§ Aim: Write out all lines holding the word "description".

§ Records shown:
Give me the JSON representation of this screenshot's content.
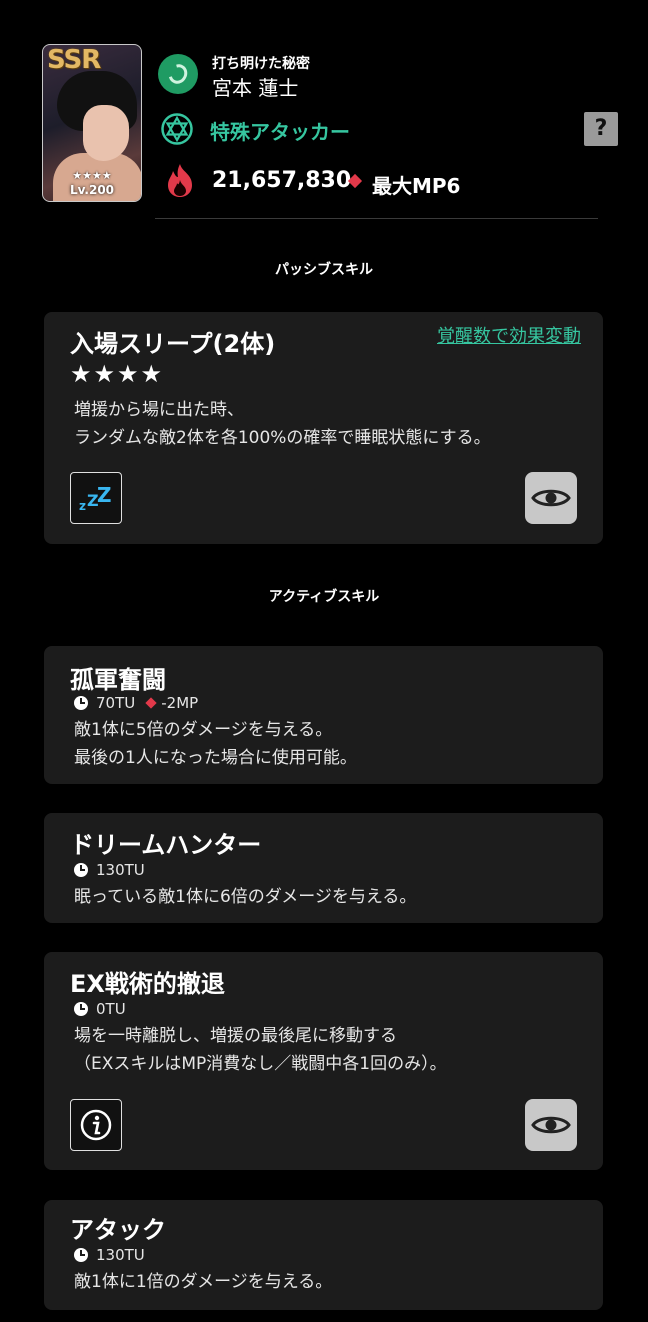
{
  "character": {
    "rarity": "SSR",
    "stars": "★★★★",
    "level": "Lv.200",
    "subtitle": "打ち明けた秘密",
    "name": "宮本 蓮士",
    "role": "特殊アタッカー",
    "power": "21,657,830",
    "max_mp": "最大MP6",
    "help_label": "?"
  },
  "colors": {
    "accent": "#36c6a0",
    "attribute_green": "#1f9b63",
    "mp_red": "#e2394a",
    "card_bg": "#1c1c1c"
  },
  "passive": {
    "section_title": "パッシブスキル",
    "skill": {
      "name": "入場スリープ(2体)",
      "link": "覚醒数で効果変動",
      "stars": "★★★★",
      "description": "増援から場に出た時、\nランダムな敵2体を各100%の確率で睡眠状態にする。",
      "icon": "sleep-icon"
    }
  },
  "active": {
    "section_title": "アクティブスキル",
    "skills": [
      {
        "name": "孤軍奮闘",
        "tu": "70TU",
        "mp": "-2MP",
        "description": "敵1体に5倍のダメージを与える。\n最後の1人になった場合に使用可能。"
      },
      {
        "name": "ドリームハンター",
        "tu": "130TU",
        "description": "眠っている敵1体に6倍のダメージを与える。"
      },
      {
        "name": "EX戦術的撤退",
        "tu": "0TU",
        "description": "場を一時離脱し、増援の最後尾に移動する\n（EXスキルはMP消費なし／戦闘中各1回のみ）。",
        "icon": "info-icon"
      },
      {
        "name": "アタック",
        "tu": "130TU",
        "description": "敵1体に1倍のダメージを与える。"
      }
    ]
  }
}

§ Right answer:
      "description": "増援から場に出た時、\nランダムな敵2体を各100%の確率で睡眠状態にする。",
        "description": "敵1体に5倍のダメージを与える。\n最後の1人になった場合に使用可能。"
        "description": "眠っている敵1体に6倍のダメージを与える。"
        "description": "場を一時離脱し、増援の最後尾に移動する\n（EXスキルはMP消費なし／戦闘中各1回のみ）。",
        "description": "敵1体に1倍のダメージを与える。"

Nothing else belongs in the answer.